» Problem statement
Give back all the data exactly, line by line.

» Entries supplied

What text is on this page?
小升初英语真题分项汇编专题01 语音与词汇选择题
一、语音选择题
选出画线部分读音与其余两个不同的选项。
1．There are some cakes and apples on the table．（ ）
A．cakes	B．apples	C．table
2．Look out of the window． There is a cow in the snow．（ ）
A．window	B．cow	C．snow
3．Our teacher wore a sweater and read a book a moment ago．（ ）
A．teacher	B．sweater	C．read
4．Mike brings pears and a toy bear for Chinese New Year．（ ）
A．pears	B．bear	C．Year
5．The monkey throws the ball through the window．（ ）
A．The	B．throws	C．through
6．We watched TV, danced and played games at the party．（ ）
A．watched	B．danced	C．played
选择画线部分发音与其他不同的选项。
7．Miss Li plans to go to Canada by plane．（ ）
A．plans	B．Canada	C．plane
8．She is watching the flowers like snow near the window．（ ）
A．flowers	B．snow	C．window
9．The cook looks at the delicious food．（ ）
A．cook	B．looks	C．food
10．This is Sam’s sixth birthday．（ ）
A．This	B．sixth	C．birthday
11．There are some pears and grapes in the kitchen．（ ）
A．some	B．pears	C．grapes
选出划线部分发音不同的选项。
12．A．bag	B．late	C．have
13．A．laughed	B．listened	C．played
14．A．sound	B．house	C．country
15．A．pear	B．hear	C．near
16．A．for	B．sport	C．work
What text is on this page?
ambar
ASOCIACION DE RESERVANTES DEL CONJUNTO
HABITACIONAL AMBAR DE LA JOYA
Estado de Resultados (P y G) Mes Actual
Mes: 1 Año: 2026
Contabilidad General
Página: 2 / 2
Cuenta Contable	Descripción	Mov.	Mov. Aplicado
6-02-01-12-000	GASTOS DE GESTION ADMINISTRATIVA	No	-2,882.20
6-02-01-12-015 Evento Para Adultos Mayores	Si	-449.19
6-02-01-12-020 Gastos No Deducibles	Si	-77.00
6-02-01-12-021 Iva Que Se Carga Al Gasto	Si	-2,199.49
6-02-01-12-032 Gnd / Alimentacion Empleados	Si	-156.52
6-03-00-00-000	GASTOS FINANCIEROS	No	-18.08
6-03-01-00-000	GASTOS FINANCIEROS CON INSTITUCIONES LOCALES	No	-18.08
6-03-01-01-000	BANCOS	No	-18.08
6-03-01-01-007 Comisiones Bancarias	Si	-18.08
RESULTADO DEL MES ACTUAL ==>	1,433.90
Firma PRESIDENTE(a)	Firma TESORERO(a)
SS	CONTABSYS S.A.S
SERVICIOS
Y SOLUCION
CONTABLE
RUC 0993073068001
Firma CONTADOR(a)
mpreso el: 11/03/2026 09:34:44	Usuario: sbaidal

» Task answer
What text is on this page?
小升初英语真题分项汇编专题01 语音与词汇选择题
一、语音选择题
选出画线部分读音与其余两个不同的选项。
1．There are some cakes and apples on the table．（ ）
A．cakes	B．apples	C．table
2．Look out of the window． There is a cow in the snow．（ ）
A．window	B．cow	C．snow
3．Our teacher wore a sweater and read a book a moment ago．（ ）
A．teacher	B．sweater	C．read
4．Mike brings pears and a toy bear for Chinese New Year．（ ）
A．pears	B．bear	C．Year
5．The monkey throws the ball through the window．（ ）
A．The	B．throws	C．through
6．We watched TV, danced and played games at the party．（ ）
A．watched	B．danced	C．played
选择画线部分发音与其他不同的选项。
7．Miss Li plans to go to Canada by plane．（ ）
A．plans	B．Canada	C．plane
8．She is watching the flowers like snow near the window．（ ）
A．flowers	B．snow	C．window
9．The cook looks at the delicious food．（ ）
A．cook	B．looks	C．food
10．This is Sam’s sixth birthday．（ ）
A．This	B．sixth	C．birthday
11．There are some pears and grapes in the kitchen．（ ）
A．some	B．pears	C．grapes
选出划线部分发音不同的选项。
12．A．bag	B．late	C．have
13．A．laughed	B．listened	C．played
14．A．sound	B．house	C．country
15．A．pear	B．hear	C．near
16．A．for	B．sport	C．work
What text is on this page?
ambar
ASOCIACION DE RESERVANTES DEL CONJUNTO
HABITACIONAL AMBAR DE LA JOYA
Estado de Resultados (P y G) Mes Actual
Mes: 1 Año: 2026
Contabilidad General
Página: 2 / 2
Cuenta Contable	Descripción	Mov.	Mov. Aplicado
6-02-01-12-000	GASTOS DE GESTION ADMINISTRATIVA	No	-2,882.20
6-02-01-12-015 Evento Para Adultos Mayores	Si	-449.19
6-02-01-12-020 Gastos No Deducibles	Si	-77.00
6-02-01-12-021 Iva Que Se Carga Al Gasto	Si	-2,199.49
6-02-01-12-032 Gnd / Alimentacion Empleados	Si	-156.52
6-03-00-00-000	GASTOS FINANCIEROS	No	-18.08
6-03-01-00-000	GASTOS FINANCIEROS CON INSTITUCIONES LOCALES	No	-18.08
6-03-01-01-000	BANCOS	No	-18.08
6-03-01-01-007 Comisiones Bancarias	Si	-18.08
RESULTADO DEL MES ACTUAL ==>	1,433.90
Firma PRESIDENTE(a)	Firma TESORERO(a)
SS	CONTABSYS S.A.S
SERVICIOS
Y SOLUCION
CONTABLE
RUC 0993073068001
Firma CONTADOR(a)
mpreso el: 11/03/2026 09:34:44	Usuario: sbaidal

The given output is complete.